--- Exercise requirements ---
Show every line where "offset" occurs.

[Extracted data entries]
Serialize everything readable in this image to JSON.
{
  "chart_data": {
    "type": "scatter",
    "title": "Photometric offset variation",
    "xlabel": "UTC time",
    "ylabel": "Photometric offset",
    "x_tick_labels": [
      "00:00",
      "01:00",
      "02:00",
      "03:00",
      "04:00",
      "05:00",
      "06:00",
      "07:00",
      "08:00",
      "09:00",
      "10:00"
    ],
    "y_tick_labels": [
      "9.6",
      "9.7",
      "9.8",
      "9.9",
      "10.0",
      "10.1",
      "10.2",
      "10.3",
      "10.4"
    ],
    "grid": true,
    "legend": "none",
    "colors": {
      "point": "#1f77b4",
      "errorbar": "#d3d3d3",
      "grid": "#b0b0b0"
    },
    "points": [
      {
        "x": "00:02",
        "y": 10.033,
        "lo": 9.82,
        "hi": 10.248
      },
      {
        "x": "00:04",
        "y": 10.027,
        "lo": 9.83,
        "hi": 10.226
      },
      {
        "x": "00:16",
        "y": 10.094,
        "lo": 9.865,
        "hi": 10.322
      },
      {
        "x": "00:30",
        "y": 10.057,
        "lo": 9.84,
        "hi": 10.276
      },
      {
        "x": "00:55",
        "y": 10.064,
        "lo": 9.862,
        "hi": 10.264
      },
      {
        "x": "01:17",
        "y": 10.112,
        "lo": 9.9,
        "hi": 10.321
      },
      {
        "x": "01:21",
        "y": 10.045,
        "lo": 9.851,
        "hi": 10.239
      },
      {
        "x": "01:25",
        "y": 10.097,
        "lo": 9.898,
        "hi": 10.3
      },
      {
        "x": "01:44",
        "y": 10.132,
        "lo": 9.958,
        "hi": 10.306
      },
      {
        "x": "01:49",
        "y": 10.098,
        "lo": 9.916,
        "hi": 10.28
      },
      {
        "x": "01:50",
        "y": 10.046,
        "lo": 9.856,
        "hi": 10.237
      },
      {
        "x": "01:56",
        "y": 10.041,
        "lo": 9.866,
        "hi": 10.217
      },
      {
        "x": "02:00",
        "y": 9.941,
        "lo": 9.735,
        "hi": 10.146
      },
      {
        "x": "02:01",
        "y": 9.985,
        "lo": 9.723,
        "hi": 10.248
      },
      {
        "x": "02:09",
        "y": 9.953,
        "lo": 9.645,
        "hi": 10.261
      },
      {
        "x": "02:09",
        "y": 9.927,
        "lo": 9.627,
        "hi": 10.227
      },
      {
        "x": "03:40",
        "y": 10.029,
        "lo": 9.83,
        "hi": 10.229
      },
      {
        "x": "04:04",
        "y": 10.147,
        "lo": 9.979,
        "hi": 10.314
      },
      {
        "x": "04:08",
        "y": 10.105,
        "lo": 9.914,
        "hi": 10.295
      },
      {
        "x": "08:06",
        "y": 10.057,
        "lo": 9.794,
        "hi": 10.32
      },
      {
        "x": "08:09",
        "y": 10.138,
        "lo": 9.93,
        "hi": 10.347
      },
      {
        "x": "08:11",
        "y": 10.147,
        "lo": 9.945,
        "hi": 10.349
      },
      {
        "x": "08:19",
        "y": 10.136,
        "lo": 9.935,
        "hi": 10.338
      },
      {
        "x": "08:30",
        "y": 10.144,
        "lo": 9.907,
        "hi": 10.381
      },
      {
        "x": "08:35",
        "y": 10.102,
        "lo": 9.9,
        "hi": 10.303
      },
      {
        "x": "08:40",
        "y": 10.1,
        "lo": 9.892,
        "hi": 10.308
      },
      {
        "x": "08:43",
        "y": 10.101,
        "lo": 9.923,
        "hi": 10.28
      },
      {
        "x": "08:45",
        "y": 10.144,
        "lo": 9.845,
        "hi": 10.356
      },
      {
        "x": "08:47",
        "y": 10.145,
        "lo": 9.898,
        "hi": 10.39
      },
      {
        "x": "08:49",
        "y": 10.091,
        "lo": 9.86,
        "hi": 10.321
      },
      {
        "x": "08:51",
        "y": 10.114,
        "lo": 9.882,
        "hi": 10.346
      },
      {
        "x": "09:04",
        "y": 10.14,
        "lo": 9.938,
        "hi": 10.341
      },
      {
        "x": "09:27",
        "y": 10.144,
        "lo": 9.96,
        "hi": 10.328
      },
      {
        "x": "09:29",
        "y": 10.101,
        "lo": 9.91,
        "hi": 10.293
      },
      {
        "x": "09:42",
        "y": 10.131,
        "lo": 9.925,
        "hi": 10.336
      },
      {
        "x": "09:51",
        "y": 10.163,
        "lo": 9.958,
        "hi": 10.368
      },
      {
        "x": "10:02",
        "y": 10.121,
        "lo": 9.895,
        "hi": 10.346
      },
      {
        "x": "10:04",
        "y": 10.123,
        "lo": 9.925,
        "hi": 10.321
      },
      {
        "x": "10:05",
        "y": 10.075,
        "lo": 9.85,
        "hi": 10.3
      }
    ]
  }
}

--- Full solution ---
    "title": "Photometric offset variation",
    "ylabel": "Photometric offset",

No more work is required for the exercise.